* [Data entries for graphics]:
◇ ◇ ◇
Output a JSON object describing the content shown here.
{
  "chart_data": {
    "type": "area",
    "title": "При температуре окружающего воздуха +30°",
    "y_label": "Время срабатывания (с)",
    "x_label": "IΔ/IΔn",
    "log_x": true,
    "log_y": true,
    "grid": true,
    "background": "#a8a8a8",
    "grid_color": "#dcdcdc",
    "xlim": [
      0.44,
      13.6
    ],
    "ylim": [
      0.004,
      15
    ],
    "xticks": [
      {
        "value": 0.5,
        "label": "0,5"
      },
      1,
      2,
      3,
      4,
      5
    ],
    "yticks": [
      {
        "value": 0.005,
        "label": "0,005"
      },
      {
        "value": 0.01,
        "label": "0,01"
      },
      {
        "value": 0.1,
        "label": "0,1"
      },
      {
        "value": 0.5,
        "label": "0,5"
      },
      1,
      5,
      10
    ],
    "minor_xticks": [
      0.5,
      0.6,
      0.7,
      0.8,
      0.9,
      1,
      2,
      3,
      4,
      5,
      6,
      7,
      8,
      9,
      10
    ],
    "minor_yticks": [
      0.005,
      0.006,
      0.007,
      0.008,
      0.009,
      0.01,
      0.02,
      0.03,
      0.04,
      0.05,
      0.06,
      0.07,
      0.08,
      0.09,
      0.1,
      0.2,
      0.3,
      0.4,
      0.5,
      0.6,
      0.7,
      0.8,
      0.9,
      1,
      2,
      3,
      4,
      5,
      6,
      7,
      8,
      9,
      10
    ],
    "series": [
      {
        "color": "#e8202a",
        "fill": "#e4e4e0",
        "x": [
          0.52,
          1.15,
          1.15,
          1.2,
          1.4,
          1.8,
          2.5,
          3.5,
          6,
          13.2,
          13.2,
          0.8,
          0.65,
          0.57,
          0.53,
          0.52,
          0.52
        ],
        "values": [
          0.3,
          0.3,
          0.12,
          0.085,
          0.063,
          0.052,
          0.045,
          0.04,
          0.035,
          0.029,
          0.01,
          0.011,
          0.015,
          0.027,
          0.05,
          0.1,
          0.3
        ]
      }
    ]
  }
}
◇ ◇ ◇
* [DIRECTIONS]:
Write the data back out verbatim.

* [REPLY TO THE TASK]:
Output a JSON object describing the content shown here.
{
  "chart_data": {
    "type": "area",
    "title": "При температуре окружающего воздуха +30°",
    "y_label": "Время срабатывания (с)",
    "x_label": "IΔ/IΔn",
    "log_x": true,
    "log_y": true,
    "grid": true,
    "background": "#a8a8a8",
    "grid_color": "#dcdcdc",
    "xlim": [
      0.44,
      13.6
    ],
    "ylim": [
      0.004,
      15
    ],
    "xticks": [
      {
        "value": 0.5,
        "label": "0,5"
      },
      1,
      2,
      3,
      4,
      5
    ],
    "yticks": [
      {
        "value": 0.005,
        "label": "0,005"
      },
      {
        "value": 0.01,
        "label": "0,01"
      },
      {
        "value": 0.1,
        "label": "0,1"
      },
      {
        "value": 0.5,
        "label": "0,5"
      },
      1,
      5,
      10
    ],
    "minor_xticks": [
      0.5,
      0.6,
      0.7,
      0.8,
      0.9,
      1,
      2,
      3,
      4,
      5,
      6,
      7,
      8,
      9,
      10
    ],
    "minor_yticks": [
      0.005,
      0.006,
      0.007,
      0.008,
      0.009,
      0.01,
      0.02,
      0.03,
      0.04,
      0.05,
      0.06,
      0.07,
      0.08,
      0.09,
      0.1,
      0.2,
      0.3,
      0.4,
      0.5,
      0.6,
      0.7,
      0.8,
      0.9,
      1,
      2,
      3,
      4,
      5,
      6,
      7,
      8,
      9,
      10
    ],
    "series": [
      {
        "color": "#e8202a",
        "fill": "#e4e4e0",
        "x": [
          0.52,
          1.15,
          1.15,
          1.2,
          1.4,
          1.8,
          2.5,
          3.5,
          6,
          13.2,
          13.2,
          0.8,
          0.65,
          0.57,
          0.53,
          0.52,
          0.52
        ],
        "values": [
          0.3,
          0.3,
          0.12,
          0.085,
          0.063,
          0.052,
          0.045,
          0.04,
          0.035,
          0.029,
          0.01,
          0.011,
          0.015,
          0.027,
          0.05,
          0.1,
          0.3
        ]
      }
    ]
  }
}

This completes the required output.